→ GOAL: Copy out all lines in the data below containing the string "network".

+++ RECORDS SHOWN +++

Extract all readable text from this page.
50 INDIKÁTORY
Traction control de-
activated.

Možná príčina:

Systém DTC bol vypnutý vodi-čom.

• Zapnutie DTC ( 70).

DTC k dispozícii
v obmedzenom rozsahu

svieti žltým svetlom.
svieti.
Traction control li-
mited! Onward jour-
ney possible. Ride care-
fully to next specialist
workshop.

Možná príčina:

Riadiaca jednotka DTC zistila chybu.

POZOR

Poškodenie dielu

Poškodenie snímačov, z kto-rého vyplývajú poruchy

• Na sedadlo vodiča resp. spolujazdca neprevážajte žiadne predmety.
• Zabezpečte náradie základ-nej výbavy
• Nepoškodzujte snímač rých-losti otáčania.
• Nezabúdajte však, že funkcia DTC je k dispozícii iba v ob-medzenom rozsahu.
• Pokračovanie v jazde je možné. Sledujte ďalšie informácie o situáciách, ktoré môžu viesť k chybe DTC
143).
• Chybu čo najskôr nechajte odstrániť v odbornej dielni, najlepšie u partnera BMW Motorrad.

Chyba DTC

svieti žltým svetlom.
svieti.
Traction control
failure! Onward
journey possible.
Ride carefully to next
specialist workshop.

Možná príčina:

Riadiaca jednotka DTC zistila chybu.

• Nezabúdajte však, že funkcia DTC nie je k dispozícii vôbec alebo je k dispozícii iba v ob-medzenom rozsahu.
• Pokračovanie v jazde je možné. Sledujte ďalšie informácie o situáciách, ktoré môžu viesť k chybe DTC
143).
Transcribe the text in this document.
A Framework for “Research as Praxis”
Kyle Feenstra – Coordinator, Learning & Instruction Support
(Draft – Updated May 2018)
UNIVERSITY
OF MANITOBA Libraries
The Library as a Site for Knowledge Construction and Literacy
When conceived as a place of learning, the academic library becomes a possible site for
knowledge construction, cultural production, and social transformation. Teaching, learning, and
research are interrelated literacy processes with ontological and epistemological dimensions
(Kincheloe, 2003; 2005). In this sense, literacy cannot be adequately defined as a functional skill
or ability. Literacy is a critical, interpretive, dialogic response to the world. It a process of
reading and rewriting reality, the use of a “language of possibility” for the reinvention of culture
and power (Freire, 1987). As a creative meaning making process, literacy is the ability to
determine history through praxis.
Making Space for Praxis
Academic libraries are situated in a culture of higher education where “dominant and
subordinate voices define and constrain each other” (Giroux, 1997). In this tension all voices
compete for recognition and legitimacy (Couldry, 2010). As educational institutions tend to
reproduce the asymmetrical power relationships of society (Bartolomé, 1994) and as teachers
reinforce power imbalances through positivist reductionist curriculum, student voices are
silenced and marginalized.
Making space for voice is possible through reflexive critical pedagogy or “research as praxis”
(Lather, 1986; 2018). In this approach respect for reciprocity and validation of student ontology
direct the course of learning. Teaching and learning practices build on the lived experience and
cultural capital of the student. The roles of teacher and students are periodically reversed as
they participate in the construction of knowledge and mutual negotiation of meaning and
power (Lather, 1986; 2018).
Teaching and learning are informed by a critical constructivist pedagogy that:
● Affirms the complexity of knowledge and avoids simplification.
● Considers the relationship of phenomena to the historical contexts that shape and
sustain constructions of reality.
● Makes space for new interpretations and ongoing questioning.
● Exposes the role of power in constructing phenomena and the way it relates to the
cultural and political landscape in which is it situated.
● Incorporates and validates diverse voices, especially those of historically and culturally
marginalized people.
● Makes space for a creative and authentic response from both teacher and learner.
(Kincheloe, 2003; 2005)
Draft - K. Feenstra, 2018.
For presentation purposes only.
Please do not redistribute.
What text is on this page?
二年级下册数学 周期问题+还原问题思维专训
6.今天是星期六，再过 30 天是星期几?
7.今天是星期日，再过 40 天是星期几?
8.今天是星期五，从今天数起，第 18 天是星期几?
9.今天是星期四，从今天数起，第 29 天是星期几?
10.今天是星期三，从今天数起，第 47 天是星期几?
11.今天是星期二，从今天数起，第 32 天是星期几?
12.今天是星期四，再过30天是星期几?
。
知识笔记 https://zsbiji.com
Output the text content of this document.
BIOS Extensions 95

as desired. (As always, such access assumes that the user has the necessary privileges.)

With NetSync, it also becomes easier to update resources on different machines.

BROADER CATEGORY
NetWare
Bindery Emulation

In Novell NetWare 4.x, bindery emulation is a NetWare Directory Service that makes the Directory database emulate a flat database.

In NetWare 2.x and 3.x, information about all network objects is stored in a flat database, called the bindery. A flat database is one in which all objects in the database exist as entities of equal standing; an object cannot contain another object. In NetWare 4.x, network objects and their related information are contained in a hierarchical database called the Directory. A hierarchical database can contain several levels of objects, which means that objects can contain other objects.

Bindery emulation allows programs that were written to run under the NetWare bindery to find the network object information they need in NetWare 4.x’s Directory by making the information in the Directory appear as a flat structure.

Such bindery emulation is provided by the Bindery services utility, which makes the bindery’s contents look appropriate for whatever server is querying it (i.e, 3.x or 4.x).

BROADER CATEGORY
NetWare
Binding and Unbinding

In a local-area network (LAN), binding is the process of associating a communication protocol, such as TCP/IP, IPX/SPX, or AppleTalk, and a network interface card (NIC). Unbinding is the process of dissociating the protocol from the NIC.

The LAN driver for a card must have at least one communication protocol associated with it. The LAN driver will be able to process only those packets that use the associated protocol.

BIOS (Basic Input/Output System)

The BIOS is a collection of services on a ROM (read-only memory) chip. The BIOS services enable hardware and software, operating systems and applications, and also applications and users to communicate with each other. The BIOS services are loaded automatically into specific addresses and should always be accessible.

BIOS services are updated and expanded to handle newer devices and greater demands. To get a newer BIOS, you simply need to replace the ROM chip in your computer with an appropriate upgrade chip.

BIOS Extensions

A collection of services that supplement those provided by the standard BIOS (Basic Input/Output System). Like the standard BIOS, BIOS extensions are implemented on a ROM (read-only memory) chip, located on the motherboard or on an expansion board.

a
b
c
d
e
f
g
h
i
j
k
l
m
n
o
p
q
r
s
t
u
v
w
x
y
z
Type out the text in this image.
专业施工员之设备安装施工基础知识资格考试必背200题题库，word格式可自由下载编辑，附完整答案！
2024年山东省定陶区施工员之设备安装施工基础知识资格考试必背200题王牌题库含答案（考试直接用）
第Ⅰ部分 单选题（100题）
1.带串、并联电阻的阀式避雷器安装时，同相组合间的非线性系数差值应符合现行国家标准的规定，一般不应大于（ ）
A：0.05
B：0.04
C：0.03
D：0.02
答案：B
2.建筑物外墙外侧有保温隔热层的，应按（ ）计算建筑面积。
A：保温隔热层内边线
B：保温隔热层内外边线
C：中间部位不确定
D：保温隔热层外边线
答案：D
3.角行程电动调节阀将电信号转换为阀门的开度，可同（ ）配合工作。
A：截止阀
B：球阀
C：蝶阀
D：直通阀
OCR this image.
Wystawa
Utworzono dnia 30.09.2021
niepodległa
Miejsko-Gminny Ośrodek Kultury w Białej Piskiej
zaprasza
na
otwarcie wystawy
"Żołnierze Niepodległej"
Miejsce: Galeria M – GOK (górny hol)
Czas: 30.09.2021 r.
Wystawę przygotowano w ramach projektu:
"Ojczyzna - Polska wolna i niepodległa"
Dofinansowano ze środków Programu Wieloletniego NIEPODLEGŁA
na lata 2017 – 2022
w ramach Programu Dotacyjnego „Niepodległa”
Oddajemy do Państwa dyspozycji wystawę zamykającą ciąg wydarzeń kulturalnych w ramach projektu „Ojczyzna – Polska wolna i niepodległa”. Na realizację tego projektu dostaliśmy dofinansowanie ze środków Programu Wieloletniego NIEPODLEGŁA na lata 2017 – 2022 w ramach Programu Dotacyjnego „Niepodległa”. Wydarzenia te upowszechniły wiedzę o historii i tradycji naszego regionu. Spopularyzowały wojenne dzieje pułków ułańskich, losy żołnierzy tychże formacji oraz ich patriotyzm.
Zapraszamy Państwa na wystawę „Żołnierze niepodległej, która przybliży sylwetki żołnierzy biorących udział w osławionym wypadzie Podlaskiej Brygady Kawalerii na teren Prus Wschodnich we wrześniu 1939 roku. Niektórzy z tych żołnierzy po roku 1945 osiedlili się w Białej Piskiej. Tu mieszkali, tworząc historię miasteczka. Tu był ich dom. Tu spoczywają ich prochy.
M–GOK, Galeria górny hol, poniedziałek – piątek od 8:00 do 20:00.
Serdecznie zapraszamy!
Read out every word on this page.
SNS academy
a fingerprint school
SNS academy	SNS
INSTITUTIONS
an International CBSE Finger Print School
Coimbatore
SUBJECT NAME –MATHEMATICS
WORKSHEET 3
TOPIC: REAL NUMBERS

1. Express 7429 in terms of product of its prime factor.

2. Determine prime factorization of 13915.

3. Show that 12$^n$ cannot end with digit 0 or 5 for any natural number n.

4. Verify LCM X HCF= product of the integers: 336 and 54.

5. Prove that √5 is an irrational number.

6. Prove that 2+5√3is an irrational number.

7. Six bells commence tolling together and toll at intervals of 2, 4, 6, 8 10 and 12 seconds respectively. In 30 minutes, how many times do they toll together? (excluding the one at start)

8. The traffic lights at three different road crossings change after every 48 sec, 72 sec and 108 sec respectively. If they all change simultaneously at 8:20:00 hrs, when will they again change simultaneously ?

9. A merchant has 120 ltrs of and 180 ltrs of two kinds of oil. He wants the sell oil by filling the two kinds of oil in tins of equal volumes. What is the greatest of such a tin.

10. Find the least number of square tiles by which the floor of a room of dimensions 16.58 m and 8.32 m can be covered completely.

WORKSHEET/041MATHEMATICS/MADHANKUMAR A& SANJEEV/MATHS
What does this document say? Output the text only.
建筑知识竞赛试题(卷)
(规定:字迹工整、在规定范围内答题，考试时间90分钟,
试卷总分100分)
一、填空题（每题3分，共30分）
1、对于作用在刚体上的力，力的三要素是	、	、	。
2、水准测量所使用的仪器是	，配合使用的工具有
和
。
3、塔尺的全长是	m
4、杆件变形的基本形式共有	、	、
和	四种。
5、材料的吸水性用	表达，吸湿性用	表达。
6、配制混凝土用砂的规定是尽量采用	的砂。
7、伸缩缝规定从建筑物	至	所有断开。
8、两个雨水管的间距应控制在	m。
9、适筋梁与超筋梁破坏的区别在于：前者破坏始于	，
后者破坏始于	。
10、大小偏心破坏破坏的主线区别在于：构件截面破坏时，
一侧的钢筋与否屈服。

+++

→ TASK OUTPUT:
In NetWare 2.x and 3.x, information about all network objects is stored in a flat database, called the bindery. A flat database is one in which all objects in the database exist as entities of equal standing; an object cannot contain another object. In NetWare 4.x, network objects and their related information are contained in a hierarchical database called the Directory. A hierarchical database can contain several levels of objects, which means that objects can contain other objects.
Bindery emulation allows programs that were written to run under the NetWare bindery to find the network object information they need in NetWare 4.x’s Directory by making the information in the Directory appear as a flat structure.
In a local-area network (LAN), binding is the process of associating a communication protocol, such as TCP/IP, IPX/SPX, or AppleTalk, and a network interface card (NIC). Unbinding is the process of dissociating the protocol from the NIC.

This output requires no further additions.